Select, from the material below, each line with "limining" in it.

--- Start of Supplied material ---

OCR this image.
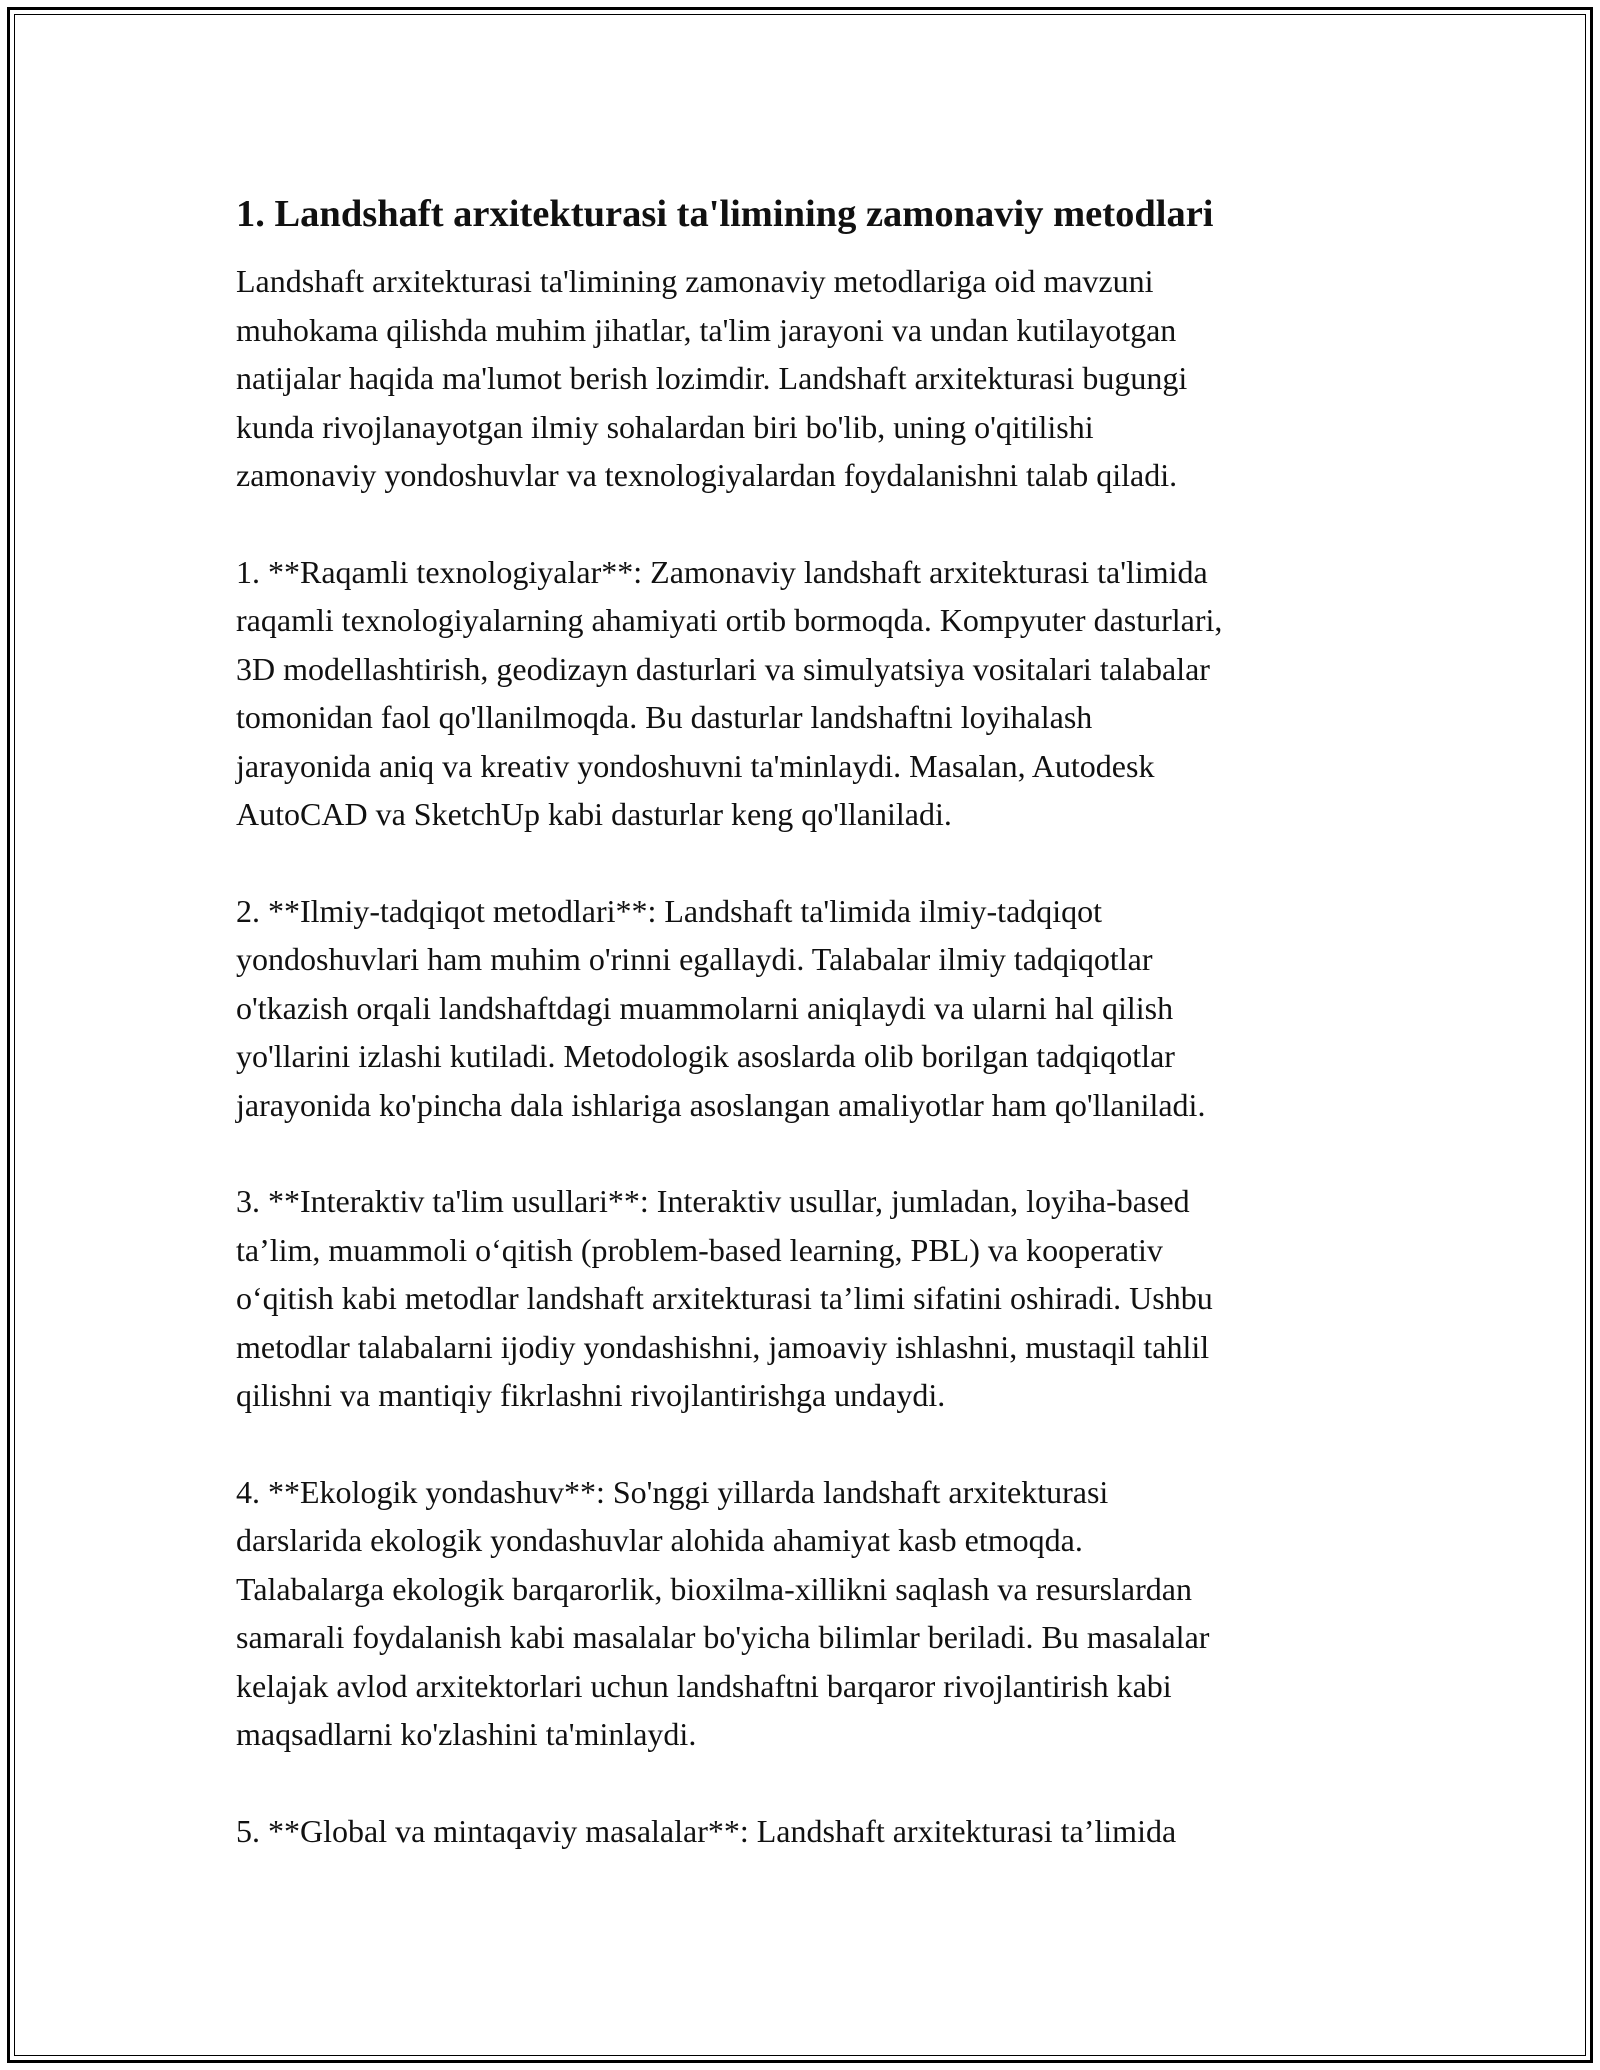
1. Landshaft arxitekturasi ta'limining zamonaviy metodlari
Landshaft arxitekturasi ta'limining zamonaviy metodlariga oid mavzuni
muhokama qilishda muhim jihatlar, ta'lim jarayoni va undan kutilayotgan
natijalar haqida ma'lumot berish lozimdir. Landshaft arxitekturasi bugungi
kunda rivojlanayotgan ilmiy sohalardan biri bo'lib, uning o'qitilishi
zamonaviy yondoshuvlar va texnologiyalardan foydalanishni talab qiladi.
1. **Raqamli texnologiyalar**: Zamonaviy landshaft arxitekturasi ta'limida
raqamli texnologiyalarning ahamiyati ortib bormoqda. Kompyuter dasturlari,
3D modellashtirish, geodizayn dasturlari va simulyatsiya vositalari talabalar
tomonidan faol qo'llanilmoqda. Bu dasturlar landshaftni loyihalash
jarayonida aniq va kreativ yondoshuvni ta'minlaydi. Masalan, Autodesk
AutoCAD va SketchUp kabi dasturlar keng qo'llaniladi.
2. **Ilmiy-tadqiqot metodlari**: Landshaft ta'limida ilmiy-tadqiqot
yondoshuvlari ham muhim o'rinni egallaydi. Talabalar ilmiy tadqiqotlar
o'tkazish orqali landshaftdagi muammolarni aniqlaydi va ularni hal qilish
yo'llarini izlashi kutiladi. Metodologik asoslarda olib borilgan tadqiqotlar
jarayonida ko'pincha dala ishlariga asoslangan amaliyotlar ham qo'llaniladi.
3. **Interaktiv ta'lim usullari**: Interaktiv usullar, jumladan, loyiha-based
ta’lim, muammoli o‘qitish (problem-based learning, PBL) va kooperativ
o‘qitish kabi metodlar landshaft arxitekturasi ta’limi sifatini oshiradi. Ushbu
metodlar talabalarni ijodiy yondashishni, jamoaviy ishlashni, mustaqil tahlil
qilishni va mantiqiy fikrlashni rivojlantirishga undaydi.
4. **Ekologik yondashuv**: So'nggi yillarda landshaft arxitekturasi
darslarida ekologik yondashuvlar alohida ahamiyat kasb etmoqda.
Talabalarga ekologik barqarorlik, bioxilma-xillikni saqlash va resurslardan
samarali foydalanish kabi masalalar bo'yicha bilimlar beriladi. Bu masalalar
kelajak avlod arxitektorlari uchun landshaftni barqaror rivojlantirish kabi
maqsadlarni ko'zlashini ta'minlaydi.
5. **Global va mintaqaviy masalalar**: Landshaft arxitekturasi ta’limida
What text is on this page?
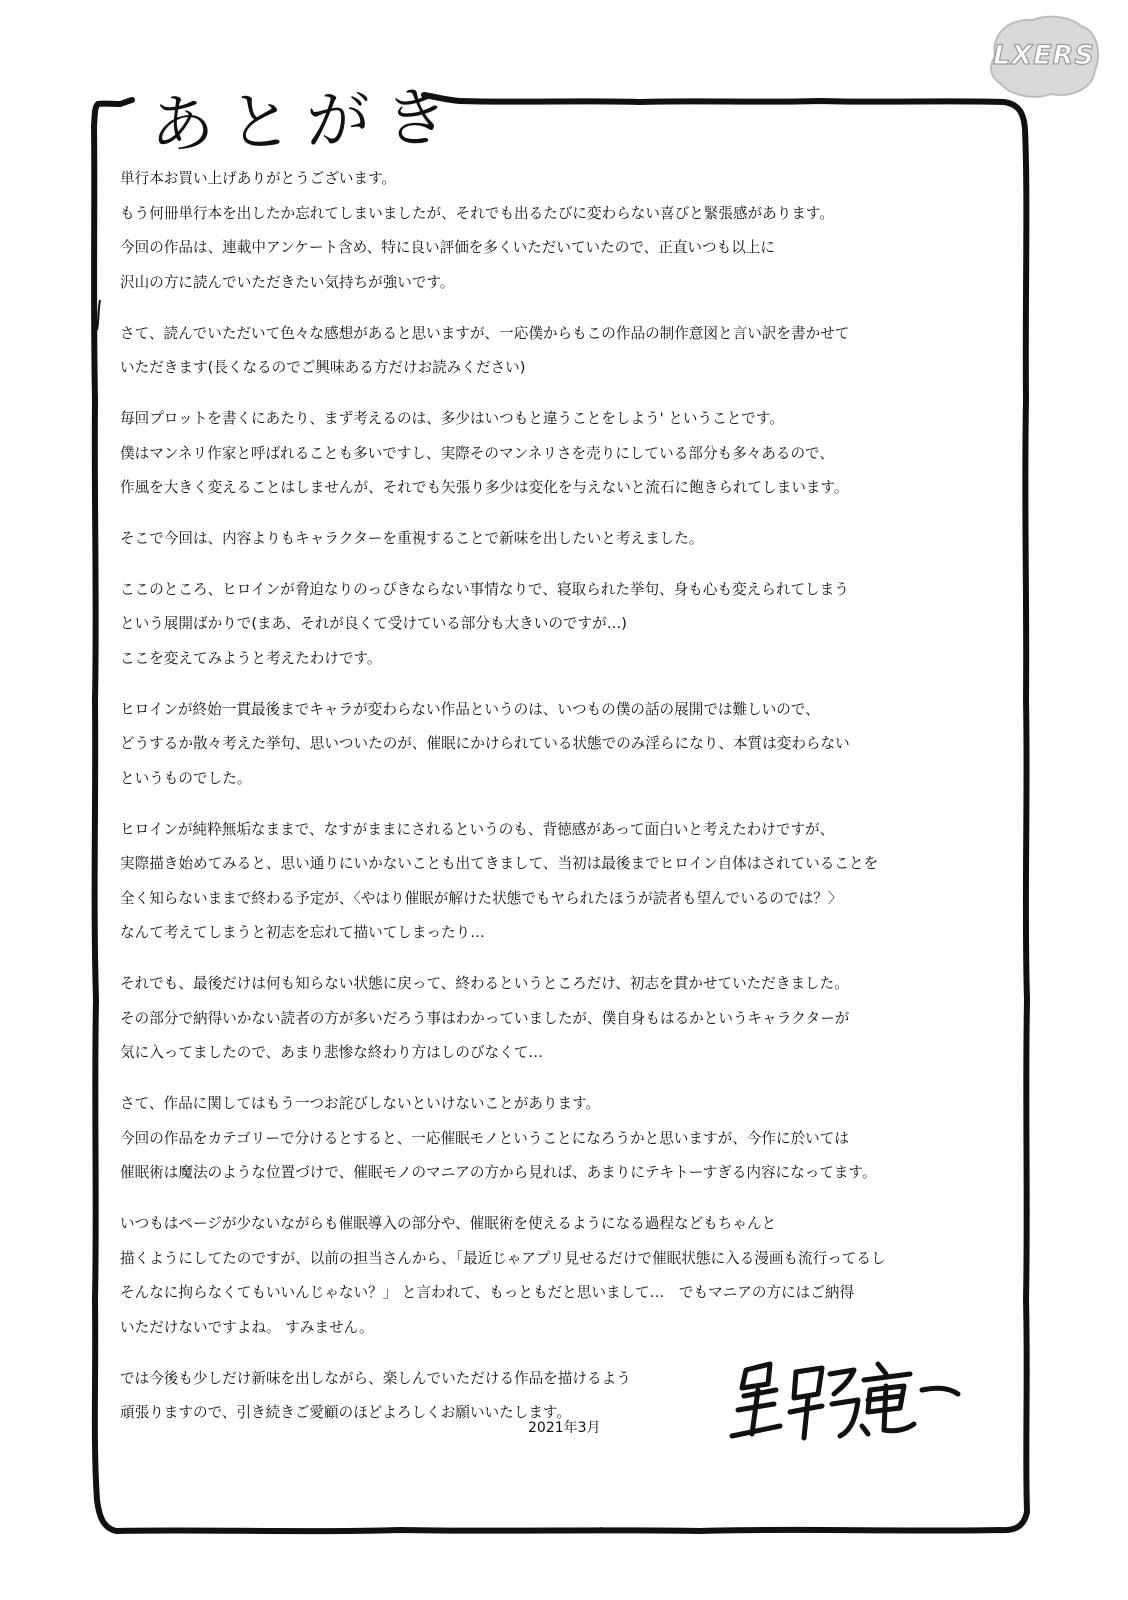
あとがき
LXERS
単行本お買い上げありがとうございます。
もう何冊単行本を出したか忘れてしまいましたが、それでも出るたびに変わらない喜びと緊張感があります。
今回の作品は、連載中アンケート含め、特に良い評価を多くいただいていたので、正直いつも以上に
沢山の方に読んでいただきたい気持ちが強いです。
さて、読んでいただいて色々な感想があると思いますが、一応僕からもこの作品の制作意図と言い訳を書かせて
いただきます(長くなるのでご興味ある方だけお読みください)
毎回プロットを書くにあたり、まず考えるのは、多少はいつもと違うことをしよう' ということです。
僕はマンネリ作家と呼ばれることも多いですし、実際そのマンネリさを売りにしている部分も多々あるので、
作風を大きく変えることはしませんが、それでも矢張り多少は変化を与えないと流石に飽きられてしまいます。
そこで今回は、内容よりもキャラクターを重視することで新味を出したいと考えました。
ここのところ、ヒロインが脅迫なりのっぴきならない事情なりで、寝取られた挙句、身も心も変えられてしまう
という展開ばかりで(まあ、それが良くて受けている部分も大きいのですが…)
ここを変えてみようと考えたわけです。
ヒロインが終始一貫最後までキャラが変わらない作品というのは、いつもの僕の話の展開では難しいので、
どうするか散々考えた挙句、思いついたのが、催眠にかけられている状態でのみ淫らになり、本質は変わらない
というものでした。
ヒロインが純粋無垢なままで、なすがままにされるというのも、背徳感があって面白いと考えたわけですが、
実際描き始めてみると、思い通りにいかないことも出てきまして、当初は最後までヒロイン自体はされていることを
全く知らないままで終わる予定が、〈やはり催眠が解けた状態でもヤられたほうが読者も望んでいるのでは？〉
なんて考えてしまうと初志を忘れて描いてしまったり…
それでも、最後だけは何も知らない状態に戻って、終わるというところだけ、初志を貫かせていただきました。
その部分で納得いかない読者の方が多いだろう事はわかっていましたが、僕自身もはるかというキャラクターが
気に入ってましたので、あまり悲惨な終わり方はしのびなくて…
さて、作品に関してはもう一つお詫びしないといけないことがあります。
今回の作品をカテゴリーで分けるとすると、一応催眠モノということになろうかと思いますが、今作に於いては
催眠術は魔法のような位置づけで、催眠モノのマニアの方から見れば、あまりにテキトーすぎる内容になってます。
いつもはページが少ないながらも催眠導入の部分や、催眠術を使えるようになる過程などもちゃんと
描くようにしてたのですが、以前の担当さんから、「最近じゃアプリ見せるだけで催眠状態に入る漫画も流行ってるし
そんなに拘らなくてもいいんじゃない？」 と言われて、もっともだと思いまして…　でもマニアの方にはご納得
いただけないですよね。 すみません。
では今後も少しだけ新味を出しながら、楽しんでいただける作品を描けるよう
頑張りますので、引き続きご愛顧のほどよろしくお願いいたします。
2021年3月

--- End of Supplied material ---

* [Solution to the exercise]
1. Landshaft arxitekturasi ta'limining zamonaviy metodlari
Landshaft arxitekturasi ta'limining zamonaviy metodlariga oid mavzuni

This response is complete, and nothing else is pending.